• **Exercise goal**
All of the material should be reproduced exactly, with pictures left out.

• **Information provided**
** START **

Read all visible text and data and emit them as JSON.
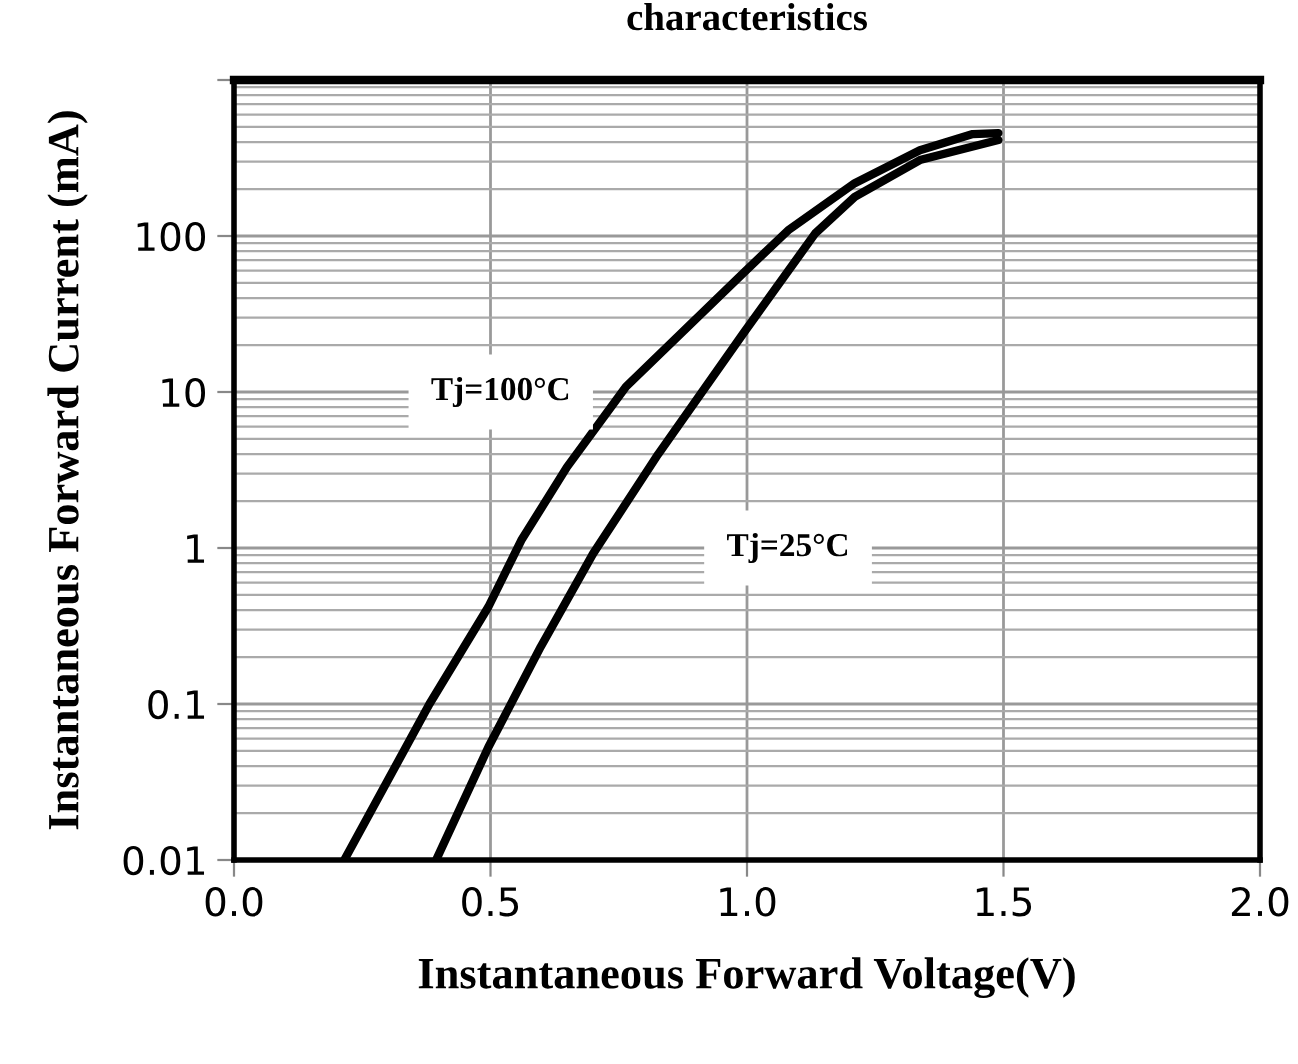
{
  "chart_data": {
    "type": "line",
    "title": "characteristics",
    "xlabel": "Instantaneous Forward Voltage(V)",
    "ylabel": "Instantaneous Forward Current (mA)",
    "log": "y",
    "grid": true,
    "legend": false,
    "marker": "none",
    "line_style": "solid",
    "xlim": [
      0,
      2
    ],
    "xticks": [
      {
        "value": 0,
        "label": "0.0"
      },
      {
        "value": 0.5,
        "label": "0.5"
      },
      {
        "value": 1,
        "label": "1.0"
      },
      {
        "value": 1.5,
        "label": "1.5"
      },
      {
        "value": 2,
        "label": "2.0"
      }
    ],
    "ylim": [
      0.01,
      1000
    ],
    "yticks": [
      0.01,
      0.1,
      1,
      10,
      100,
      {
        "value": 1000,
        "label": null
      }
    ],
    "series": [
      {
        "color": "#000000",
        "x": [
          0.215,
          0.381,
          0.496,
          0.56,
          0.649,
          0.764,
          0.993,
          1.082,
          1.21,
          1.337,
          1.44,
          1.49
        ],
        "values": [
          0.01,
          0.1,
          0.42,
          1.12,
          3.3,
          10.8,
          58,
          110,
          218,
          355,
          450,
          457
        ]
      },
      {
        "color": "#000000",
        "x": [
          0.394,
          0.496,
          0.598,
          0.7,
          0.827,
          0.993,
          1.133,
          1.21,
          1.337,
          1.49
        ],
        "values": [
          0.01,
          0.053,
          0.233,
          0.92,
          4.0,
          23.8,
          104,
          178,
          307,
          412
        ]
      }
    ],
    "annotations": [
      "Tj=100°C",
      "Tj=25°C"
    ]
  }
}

** END **

• **Solution to the exercise**
Read all visible text and data and emit them as JSON.
{
  "chart_data": {
    "type": "line",
    "title": "characteristics",
    "xlabel": "Instantaneous Forward Voltage(V)",
    "ylabel": "Instantaneous Forward Current (mA)",
    "log": "y",
    "grid": true,
    "legend": false,
    "marker": "none",
    "line_style": "solid",
    "xlim": [
      0,
      2
    ],
    "xticks": [
      {
        "value": 0,
        "label": "0.0"
      },
      {
        "value": 0.5,
        "label": "0.5"
      },
      {
        "value": 1,
        "label": "1.0"
      },
      {
        "value": 1.5,
        "label": "1.5"
      },
      {
        "value": 2,
        "label": "2.0"
      }
    ],
    "ylim": [
      0.01,
      1000
    ],
    "yticks": [
      0.01,
      0.1,
      1,
      10,
      100,
      {
        "value": 1000,
        "label": null
      }
    ],
    "series": [
      {
        "color": "#000000",
        "x": [
          0.215,
          0.381,
          0.496,
          0.56,
          0.649,
          0.764,
          0.993,
          1.082,
          1.21,
          1.337,
          1.44,
          1.49
        ],
        "values": [
          0.01,
          0.1,
          0.42,
          1.12,
          3.3,
          10.8,
          58,
          110,
          218,
          355,
          450,
          457
        ]
      },
      {
        "color": "#000000",
        "x": [
          0.394,
          0.496,
          0.598,
          0.7,
          0.827,
          0.993,
          1.133,
          1.21,
          1.337,
          1.49
        ],
        "values": [
          0.01,
          0.053,
          0.233,
          0.92,
          4.0,
          23.8,
          104,
          178,
          307,
          412
        ]
      }
    ],
    "annotations": [
      "Tj=100°C",
      "Tj=25°C"
    ]
  }
}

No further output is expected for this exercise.